> **Task brief**
Note each line where "power" appears, and copy it.

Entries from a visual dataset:
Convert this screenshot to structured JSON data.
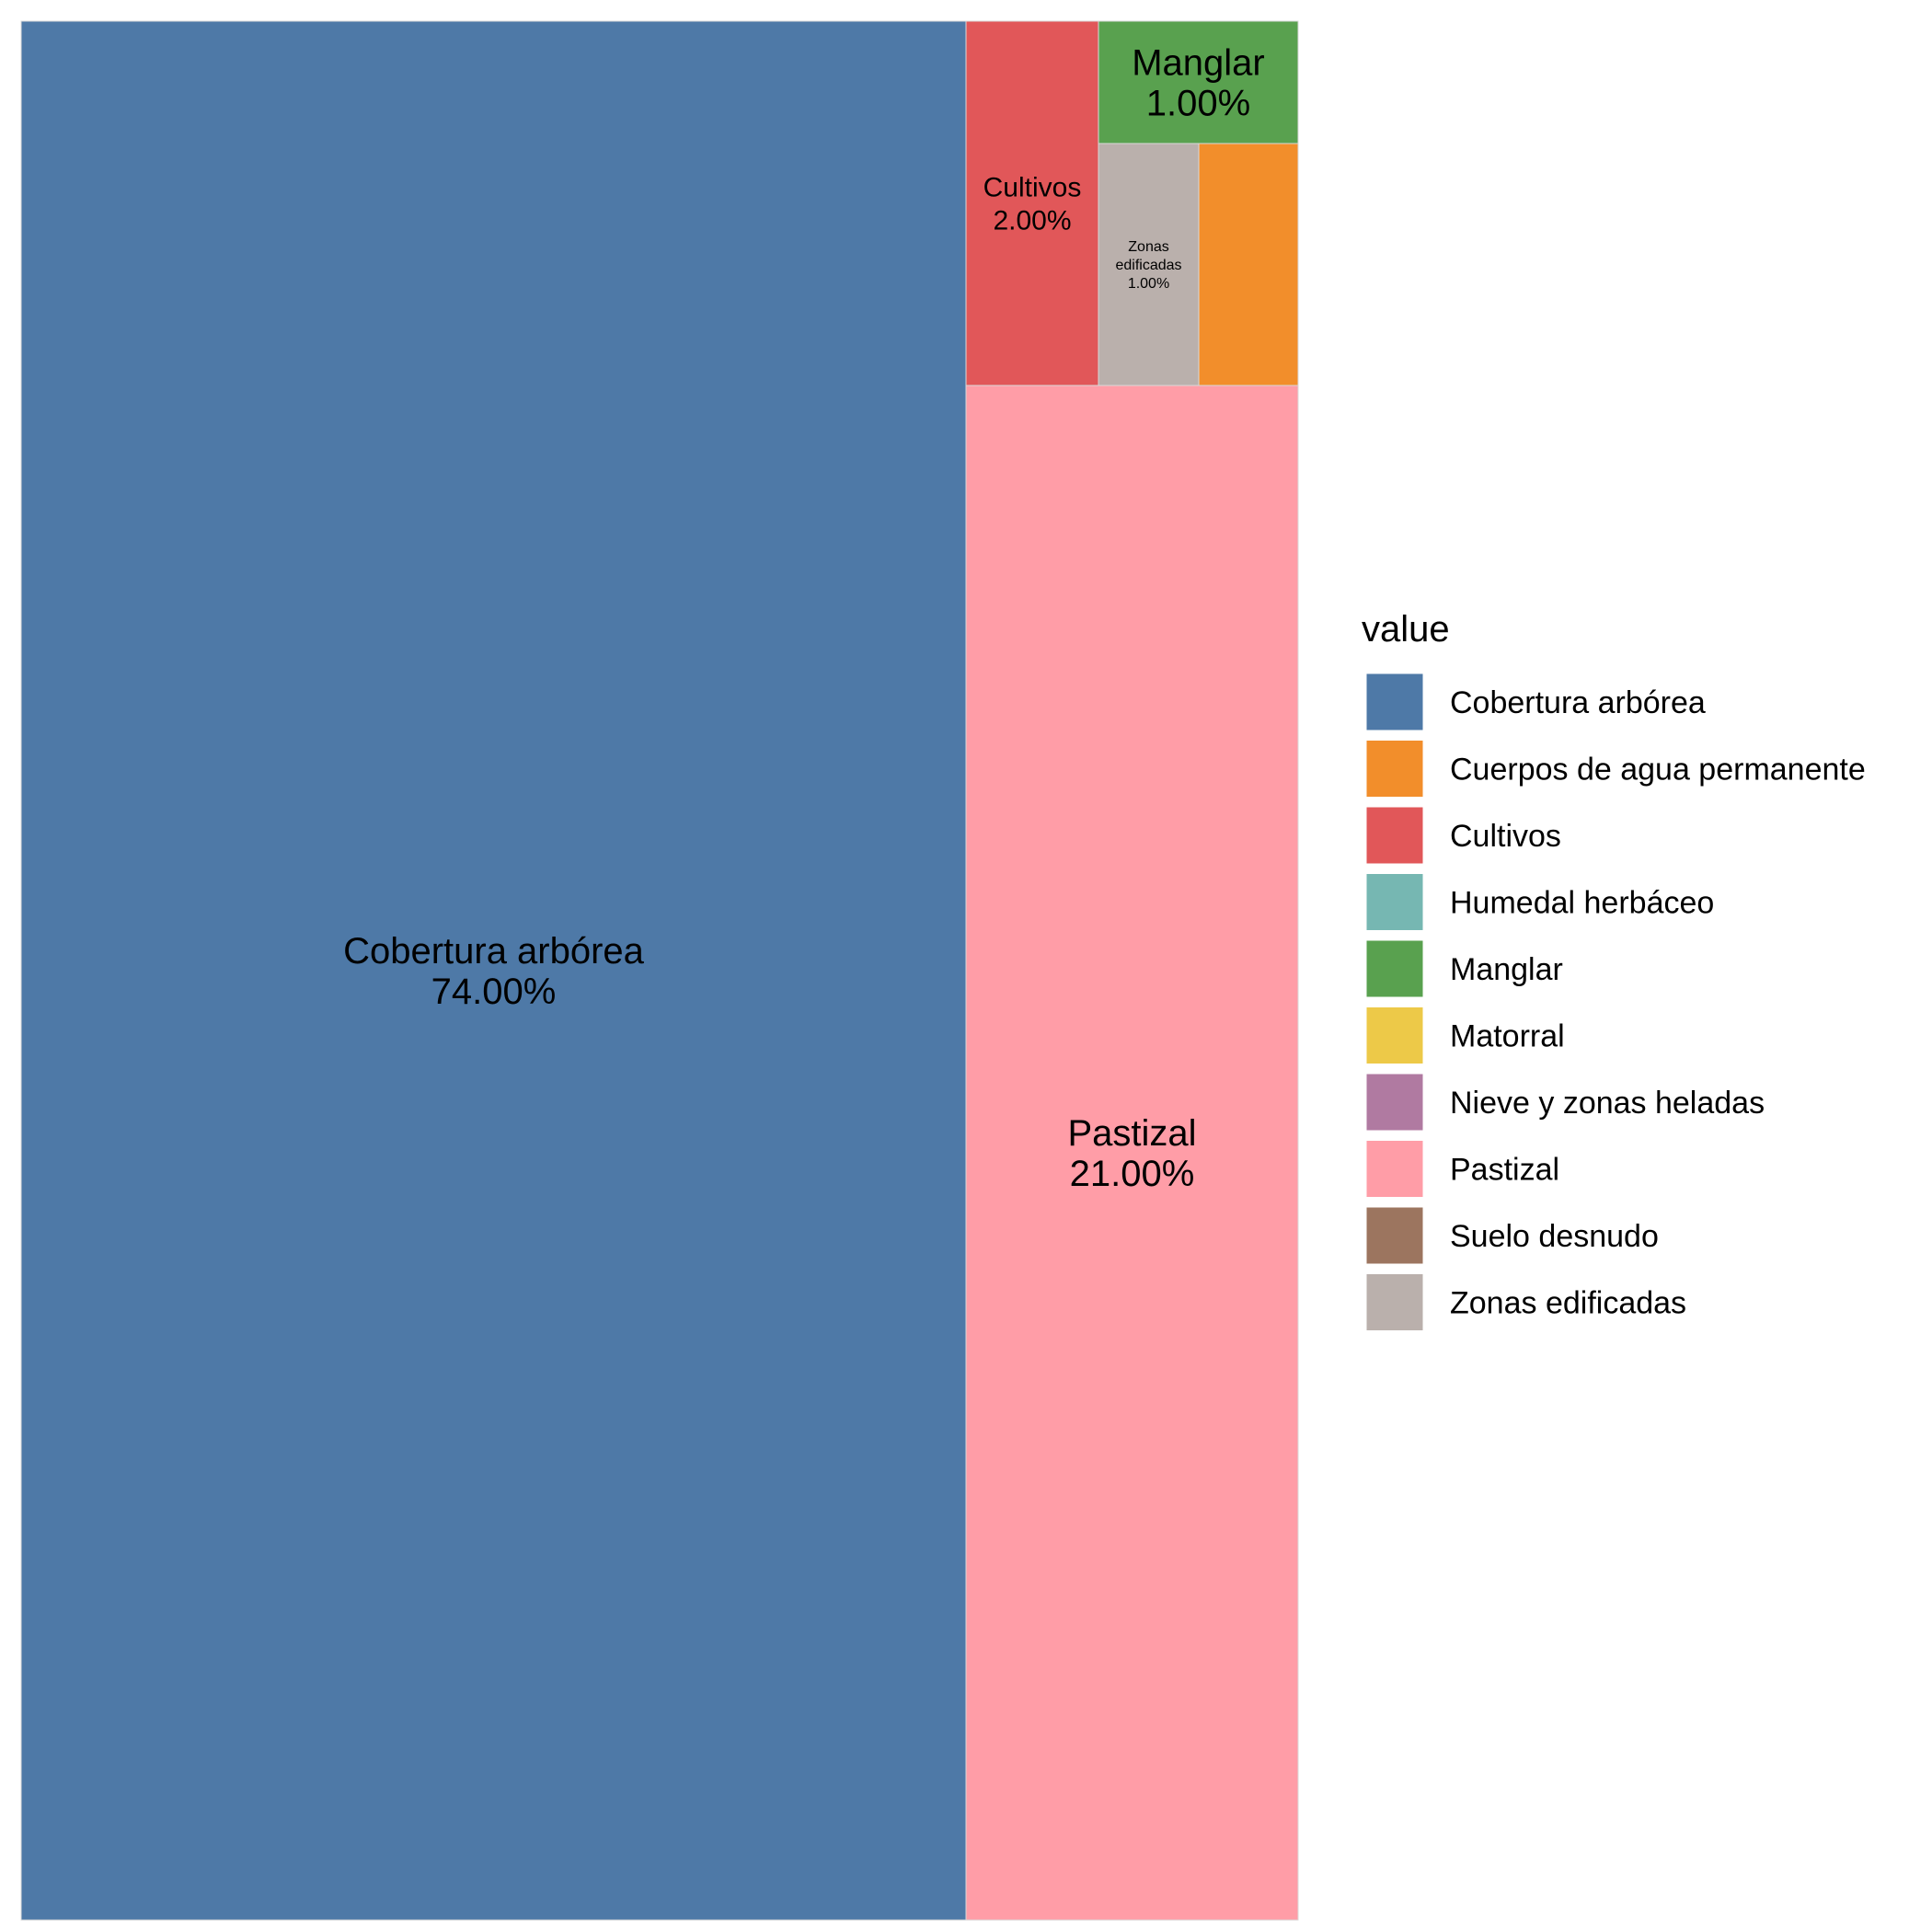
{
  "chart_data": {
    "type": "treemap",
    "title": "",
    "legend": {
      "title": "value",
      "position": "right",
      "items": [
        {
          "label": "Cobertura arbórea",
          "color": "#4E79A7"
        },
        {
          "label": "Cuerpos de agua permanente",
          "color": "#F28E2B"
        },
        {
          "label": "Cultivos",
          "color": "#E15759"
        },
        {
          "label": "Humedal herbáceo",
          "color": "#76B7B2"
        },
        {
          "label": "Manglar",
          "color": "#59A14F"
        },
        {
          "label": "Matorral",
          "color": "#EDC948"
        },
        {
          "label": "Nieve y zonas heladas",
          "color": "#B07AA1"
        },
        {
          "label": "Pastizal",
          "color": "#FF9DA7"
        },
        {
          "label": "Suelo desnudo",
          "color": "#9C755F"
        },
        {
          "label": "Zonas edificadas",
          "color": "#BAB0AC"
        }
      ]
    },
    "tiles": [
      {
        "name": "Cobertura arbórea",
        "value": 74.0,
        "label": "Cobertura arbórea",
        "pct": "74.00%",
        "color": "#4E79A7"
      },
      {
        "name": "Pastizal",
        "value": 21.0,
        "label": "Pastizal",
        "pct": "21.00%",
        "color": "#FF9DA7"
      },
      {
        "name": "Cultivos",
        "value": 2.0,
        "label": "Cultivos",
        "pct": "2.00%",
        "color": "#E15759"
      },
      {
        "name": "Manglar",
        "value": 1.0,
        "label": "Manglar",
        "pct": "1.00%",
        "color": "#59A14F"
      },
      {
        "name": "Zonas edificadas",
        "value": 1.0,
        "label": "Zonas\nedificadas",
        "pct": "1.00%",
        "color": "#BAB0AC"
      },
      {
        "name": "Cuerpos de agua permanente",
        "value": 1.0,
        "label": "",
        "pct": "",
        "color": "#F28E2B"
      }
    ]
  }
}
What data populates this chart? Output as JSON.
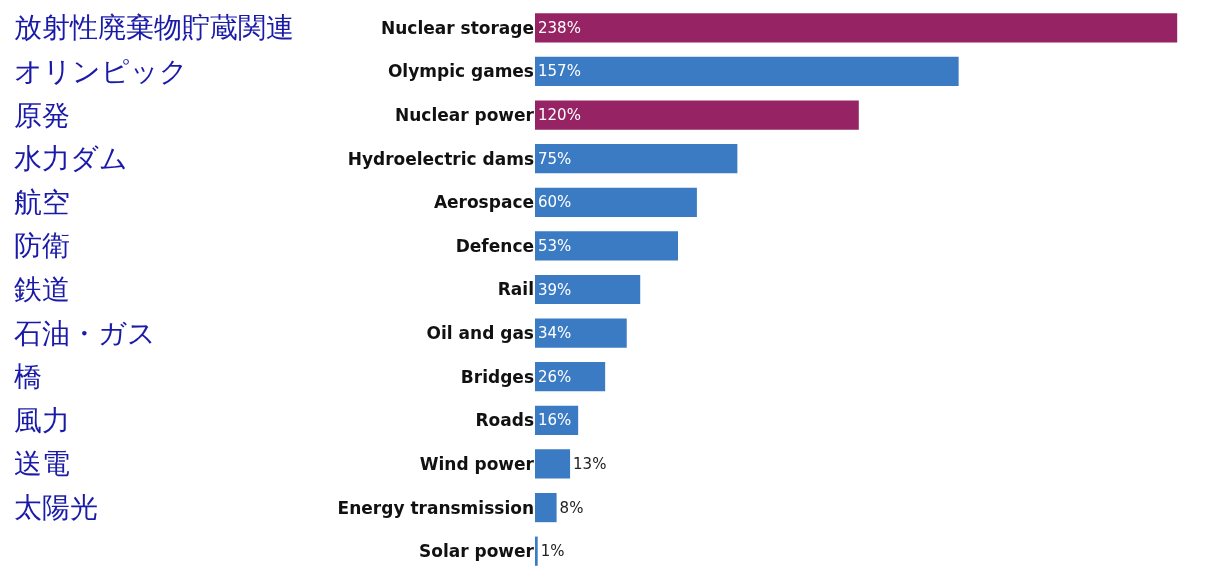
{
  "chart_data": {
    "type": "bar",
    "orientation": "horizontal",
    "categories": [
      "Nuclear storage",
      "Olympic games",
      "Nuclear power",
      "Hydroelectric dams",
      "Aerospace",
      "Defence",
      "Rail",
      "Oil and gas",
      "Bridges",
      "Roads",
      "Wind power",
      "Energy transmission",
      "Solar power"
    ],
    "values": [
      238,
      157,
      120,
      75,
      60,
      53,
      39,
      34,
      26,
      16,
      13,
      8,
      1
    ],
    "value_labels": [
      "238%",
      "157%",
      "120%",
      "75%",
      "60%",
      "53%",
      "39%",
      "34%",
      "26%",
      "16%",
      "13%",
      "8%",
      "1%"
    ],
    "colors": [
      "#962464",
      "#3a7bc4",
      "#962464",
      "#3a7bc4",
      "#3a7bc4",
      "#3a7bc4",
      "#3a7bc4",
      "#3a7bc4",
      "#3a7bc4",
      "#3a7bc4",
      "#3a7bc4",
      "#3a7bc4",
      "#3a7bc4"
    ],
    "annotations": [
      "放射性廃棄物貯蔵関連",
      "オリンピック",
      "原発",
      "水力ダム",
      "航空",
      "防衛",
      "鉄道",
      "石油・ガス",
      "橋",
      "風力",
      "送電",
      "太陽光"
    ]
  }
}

> **Response to this task**
      "Nuclear power",
      "Wind power",
      "Solar power"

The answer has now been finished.